:: STATED GOAL ::
Using the records provided below, locate and copy each line that contains the word "text".

:: GIVEN RECORDS ::
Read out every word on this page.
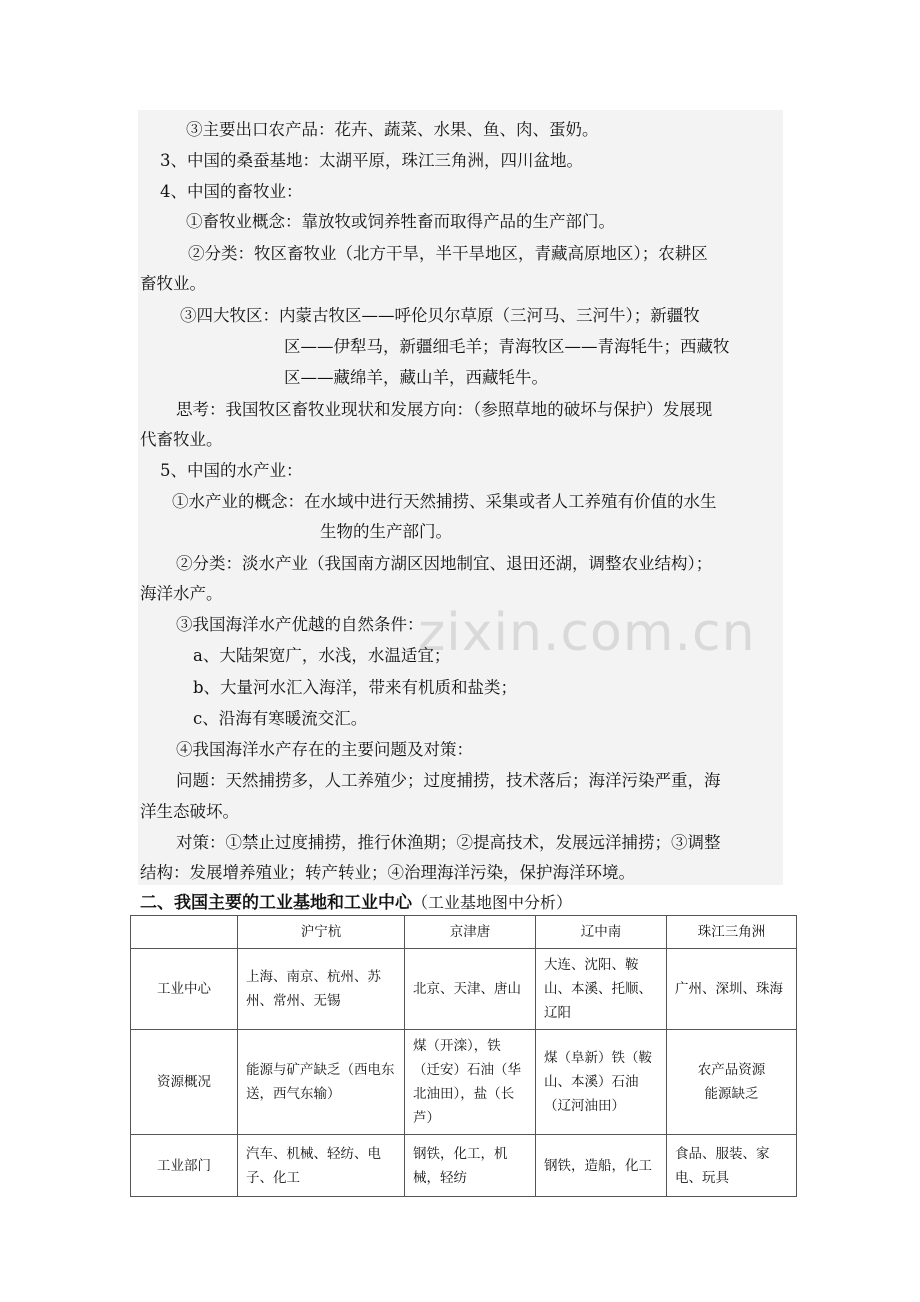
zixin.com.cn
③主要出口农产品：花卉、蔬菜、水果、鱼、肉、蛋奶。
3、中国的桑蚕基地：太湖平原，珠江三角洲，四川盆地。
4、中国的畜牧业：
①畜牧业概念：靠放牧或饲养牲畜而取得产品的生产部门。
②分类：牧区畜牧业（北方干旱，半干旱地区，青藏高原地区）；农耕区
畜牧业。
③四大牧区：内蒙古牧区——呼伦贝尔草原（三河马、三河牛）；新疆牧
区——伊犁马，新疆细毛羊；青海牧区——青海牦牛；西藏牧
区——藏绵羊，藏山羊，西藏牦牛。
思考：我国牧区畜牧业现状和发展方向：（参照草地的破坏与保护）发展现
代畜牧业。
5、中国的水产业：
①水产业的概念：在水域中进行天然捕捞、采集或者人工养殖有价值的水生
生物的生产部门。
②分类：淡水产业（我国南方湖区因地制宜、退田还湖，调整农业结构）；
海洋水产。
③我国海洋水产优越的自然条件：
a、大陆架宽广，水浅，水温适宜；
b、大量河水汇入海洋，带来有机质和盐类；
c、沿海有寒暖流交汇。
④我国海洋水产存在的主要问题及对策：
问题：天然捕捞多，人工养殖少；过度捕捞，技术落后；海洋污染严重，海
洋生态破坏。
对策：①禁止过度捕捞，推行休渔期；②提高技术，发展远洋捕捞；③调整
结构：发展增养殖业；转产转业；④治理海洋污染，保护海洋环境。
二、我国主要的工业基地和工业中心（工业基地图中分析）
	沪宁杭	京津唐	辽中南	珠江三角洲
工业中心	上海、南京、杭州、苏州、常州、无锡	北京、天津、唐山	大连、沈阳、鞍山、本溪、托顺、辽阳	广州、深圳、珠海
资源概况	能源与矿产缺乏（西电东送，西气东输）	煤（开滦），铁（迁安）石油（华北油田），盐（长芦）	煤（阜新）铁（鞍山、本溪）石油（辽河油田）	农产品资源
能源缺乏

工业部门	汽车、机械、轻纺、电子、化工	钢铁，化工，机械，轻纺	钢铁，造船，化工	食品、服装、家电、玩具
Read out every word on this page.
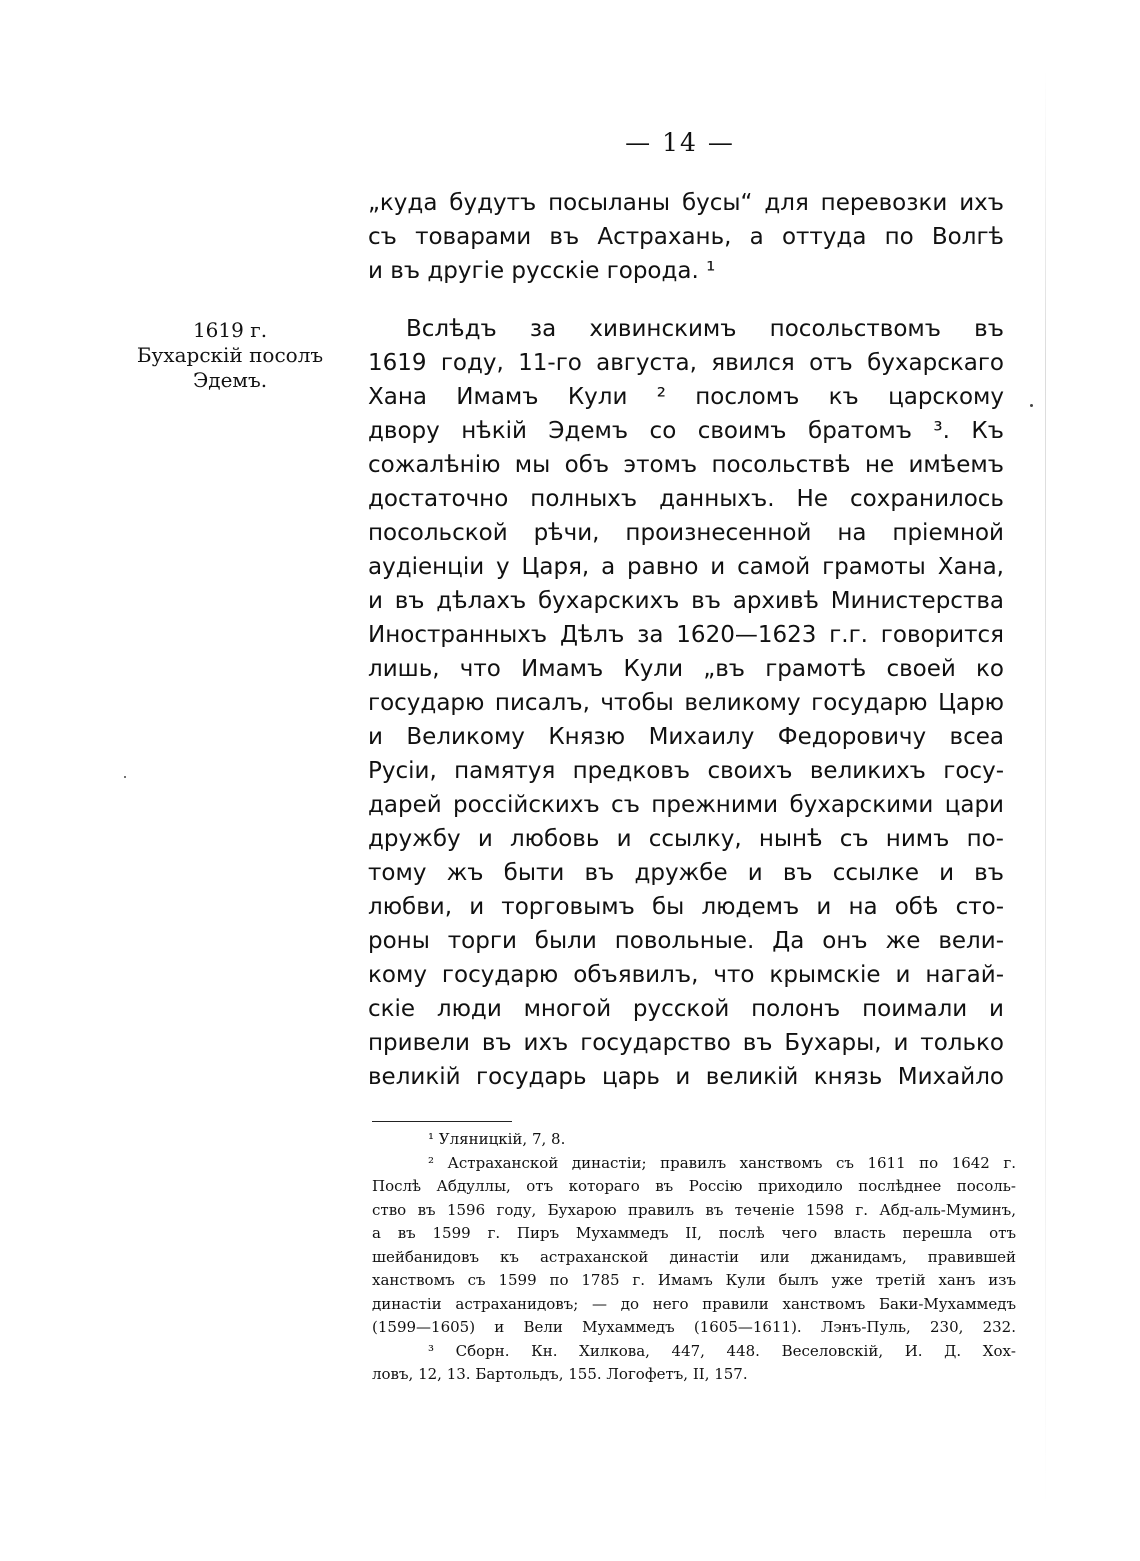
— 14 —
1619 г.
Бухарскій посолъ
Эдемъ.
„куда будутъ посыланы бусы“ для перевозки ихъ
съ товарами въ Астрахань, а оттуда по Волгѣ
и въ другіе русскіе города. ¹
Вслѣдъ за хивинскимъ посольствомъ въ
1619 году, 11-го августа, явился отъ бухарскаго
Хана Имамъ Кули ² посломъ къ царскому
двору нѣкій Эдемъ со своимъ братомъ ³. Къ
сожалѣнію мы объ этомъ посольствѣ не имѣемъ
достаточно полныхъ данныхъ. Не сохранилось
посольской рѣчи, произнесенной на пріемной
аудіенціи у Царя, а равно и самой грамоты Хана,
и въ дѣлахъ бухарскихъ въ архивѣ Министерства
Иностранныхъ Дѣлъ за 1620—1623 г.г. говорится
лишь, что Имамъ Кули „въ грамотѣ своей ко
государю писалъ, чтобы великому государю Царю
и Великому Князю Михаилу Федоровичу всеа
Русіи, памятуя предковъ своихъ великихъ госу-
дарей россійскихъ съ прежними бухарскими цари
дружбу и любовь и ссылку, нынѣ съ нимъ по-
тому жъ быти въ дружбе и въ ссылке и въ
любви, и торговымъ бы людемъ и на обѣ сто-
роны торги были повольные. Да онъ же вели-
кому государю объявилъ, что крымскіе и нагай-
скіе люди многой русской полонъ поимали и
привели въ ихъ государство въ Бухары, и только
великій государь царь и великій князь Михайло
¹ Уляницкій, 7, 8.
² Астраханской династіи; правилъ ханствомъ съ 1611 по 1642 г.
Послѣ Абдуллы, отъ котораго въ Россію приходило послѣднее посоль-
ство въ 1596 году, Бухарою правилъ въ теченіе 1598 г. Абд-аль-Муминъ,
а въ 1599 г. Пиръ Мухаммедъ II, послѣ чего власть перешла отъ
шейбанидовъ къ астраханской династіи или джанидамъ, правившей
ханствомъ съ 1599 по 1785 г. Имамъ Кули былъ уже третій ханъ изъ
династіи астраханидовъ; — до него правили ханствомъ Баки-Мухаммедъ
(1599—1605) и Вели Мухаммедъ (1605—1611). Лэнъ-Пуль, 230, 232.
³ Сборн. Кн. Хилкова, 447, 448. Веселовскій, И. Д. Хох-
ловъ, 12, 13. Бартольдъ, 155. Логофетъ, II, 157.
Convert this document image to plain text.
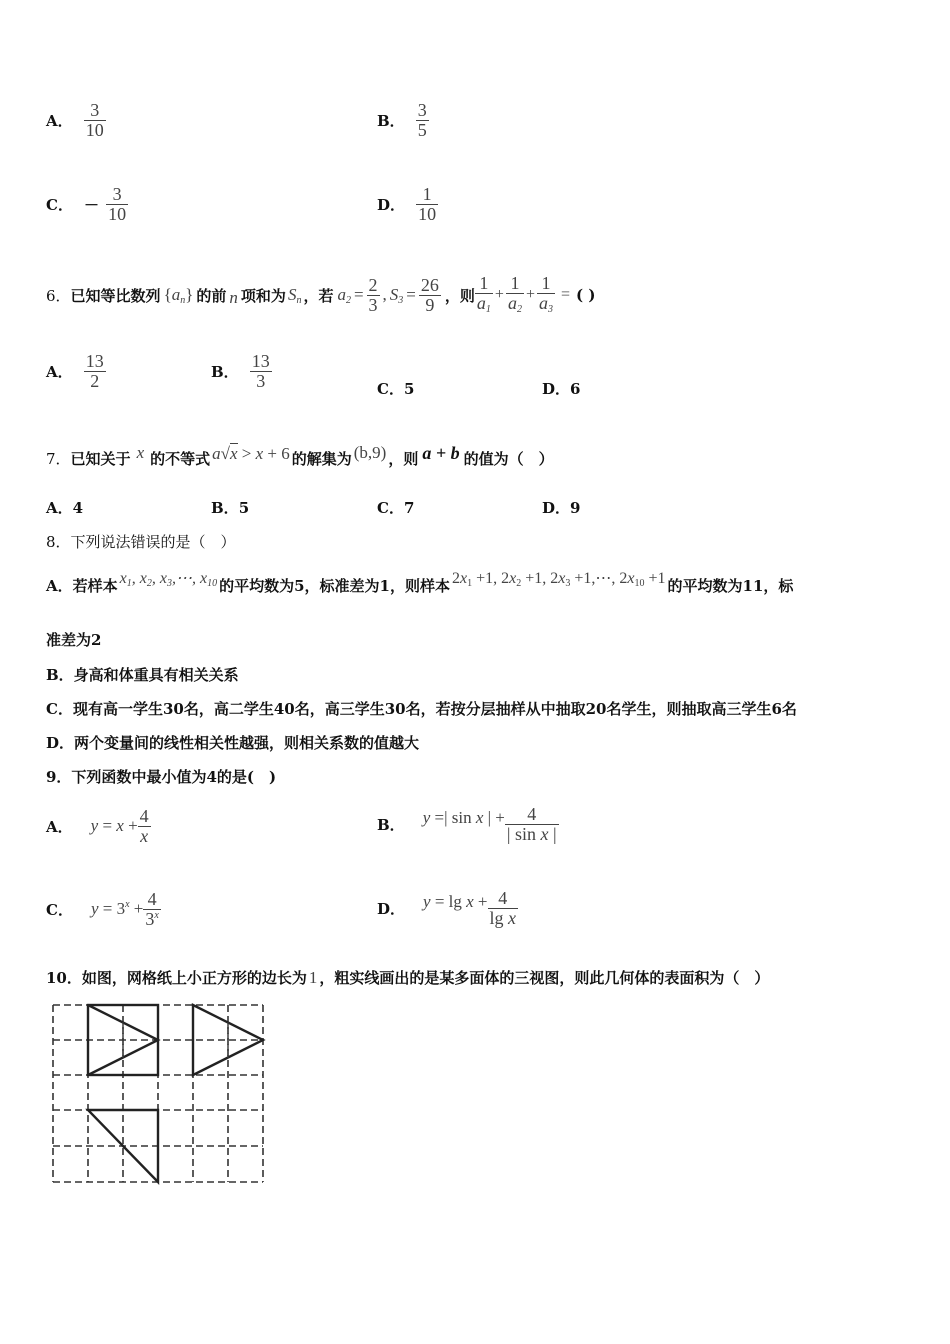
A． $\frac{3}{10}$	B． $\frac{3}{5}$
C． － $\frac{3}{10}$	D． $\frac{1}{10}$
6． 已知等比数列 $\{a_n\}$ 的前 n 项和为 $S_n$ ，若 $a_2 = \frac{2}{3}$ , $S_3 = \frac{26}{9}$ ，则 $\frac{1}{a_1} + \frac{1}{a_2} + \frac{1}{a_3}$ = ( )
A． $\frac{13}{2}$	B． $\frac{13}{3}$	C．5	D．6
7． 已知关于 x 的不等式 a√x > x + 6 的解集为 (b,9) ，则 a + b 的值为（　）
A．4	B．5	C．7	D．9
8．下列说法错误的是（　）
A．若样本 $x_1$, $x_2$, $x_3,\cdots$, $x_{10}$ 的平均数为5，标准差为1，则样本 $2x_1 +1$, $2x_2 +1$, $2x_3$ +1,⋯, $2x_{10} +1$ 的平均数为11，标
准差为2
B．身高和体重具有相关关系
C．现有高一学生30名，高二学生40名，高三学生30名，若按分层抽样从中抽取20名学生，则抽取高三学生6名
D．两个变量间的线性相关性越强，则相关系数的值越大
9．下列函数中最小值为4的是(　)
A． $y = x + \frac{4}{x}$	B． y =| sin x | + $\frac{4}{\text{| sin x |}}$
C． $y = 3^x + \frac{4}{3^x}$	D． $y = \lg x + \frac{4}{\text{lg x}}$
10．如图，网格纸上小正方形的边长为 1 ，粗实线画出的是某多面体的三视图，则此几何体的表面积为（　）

:: CORRECT OUTPUT ::
Convert this document image to plain text.
A． $y = x + \frac{4}{x}$	B． y =| sin x | + $\frac{4}{\text{| sin x |}}$
C． $y = 3^x + \frac{4}{3^x}$	D． $y = \lg x + \frac{4}{\text{lg x}}$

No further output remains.